* _AVAILABLE DATA_
# # # # # # #
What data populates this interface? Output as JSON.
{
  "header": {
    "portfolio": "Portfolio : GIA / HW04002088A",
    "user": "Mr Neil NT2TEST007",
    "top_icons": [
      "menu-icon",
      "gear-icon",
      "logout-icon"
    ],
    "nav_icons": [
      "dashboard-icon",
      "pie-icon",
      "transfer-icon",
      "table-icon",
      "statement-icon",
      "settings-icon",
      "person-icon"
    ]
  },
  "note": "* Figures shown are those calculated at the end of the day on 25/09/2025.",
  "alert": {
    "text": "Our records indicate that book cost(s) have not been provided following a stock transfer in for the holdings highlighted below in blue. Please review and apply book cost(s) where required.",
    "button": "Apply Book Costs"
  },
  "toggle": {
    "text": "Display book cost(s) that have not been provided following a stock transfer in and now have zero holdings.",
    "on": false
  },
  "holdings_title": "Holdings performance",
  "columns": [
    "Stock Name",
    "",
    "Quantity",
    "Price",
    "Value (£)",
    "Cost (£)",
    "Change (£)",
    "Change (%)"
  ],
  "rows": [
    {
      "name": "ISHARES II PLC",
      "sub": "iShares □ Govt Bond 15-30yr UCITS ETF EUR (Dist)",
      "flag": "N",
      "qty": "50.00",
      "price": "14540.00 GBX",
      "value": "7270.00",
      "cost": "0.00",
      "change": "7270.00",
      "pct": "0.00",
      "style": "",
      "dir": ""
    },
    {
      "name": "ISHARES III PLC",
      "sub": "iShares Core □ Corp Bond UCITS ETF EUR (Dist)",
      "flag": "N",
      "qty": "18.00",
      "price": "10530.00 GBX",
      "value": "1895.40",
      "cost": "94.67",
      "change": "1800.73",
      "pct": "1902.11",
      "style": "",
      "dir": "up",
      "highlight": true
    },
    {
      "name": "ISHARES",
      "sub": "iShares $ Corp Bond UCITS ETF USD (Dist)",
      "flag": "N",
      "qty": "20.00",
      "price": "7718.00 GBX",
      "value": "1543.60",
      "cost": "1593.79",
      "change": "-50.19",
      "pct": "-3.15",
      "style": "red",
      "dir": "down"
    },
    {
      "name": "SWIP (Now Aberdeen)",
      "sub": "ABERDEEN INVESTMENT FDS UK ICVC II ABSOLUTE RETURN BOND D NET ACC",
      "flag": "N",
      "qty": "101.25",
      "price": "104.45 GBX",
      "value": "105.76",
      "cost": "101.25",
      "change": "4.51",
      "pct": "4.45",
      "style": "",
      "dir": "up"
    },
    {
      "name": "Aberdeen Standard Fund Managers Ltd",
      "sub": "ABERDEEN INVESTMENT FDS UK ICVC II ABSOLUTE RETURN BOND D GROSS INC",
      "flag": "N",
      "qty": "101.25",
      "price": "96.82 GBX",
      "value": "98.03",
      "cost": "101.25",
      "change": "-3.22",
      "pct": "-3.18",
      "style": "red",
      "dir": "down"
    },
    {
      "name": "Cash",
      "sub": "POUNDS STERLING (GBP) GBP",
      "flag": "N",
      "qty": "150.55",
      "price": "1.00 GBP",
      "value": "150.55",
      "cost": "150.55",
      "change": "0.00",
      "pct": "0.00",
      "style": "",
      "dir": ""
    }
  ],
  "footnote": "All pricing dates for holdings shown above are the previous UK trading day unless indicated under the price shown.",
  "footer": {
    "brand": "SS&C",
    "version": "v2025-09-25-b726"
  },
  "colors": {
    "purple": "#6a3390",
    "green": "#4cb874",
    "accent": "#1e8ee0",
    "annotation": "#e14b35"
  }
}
# # # # # # #
* _WRITTEN PROBLEM_
Lines holding the word "transfer" in the entries above are the ones to pull out. Copy them all.

* _ANSWER FOR THIS EXERCISE_
      "transfer-icon",
    "text": "Our records indicate that book cost(s) have not been provided following a stock transfer in for the holdings highlighted below in blue. Please review and apply book cost(s) where required.",
    "text": "Display book cost(s) that have not been provided following a stock transfer in and now have zero holdings.",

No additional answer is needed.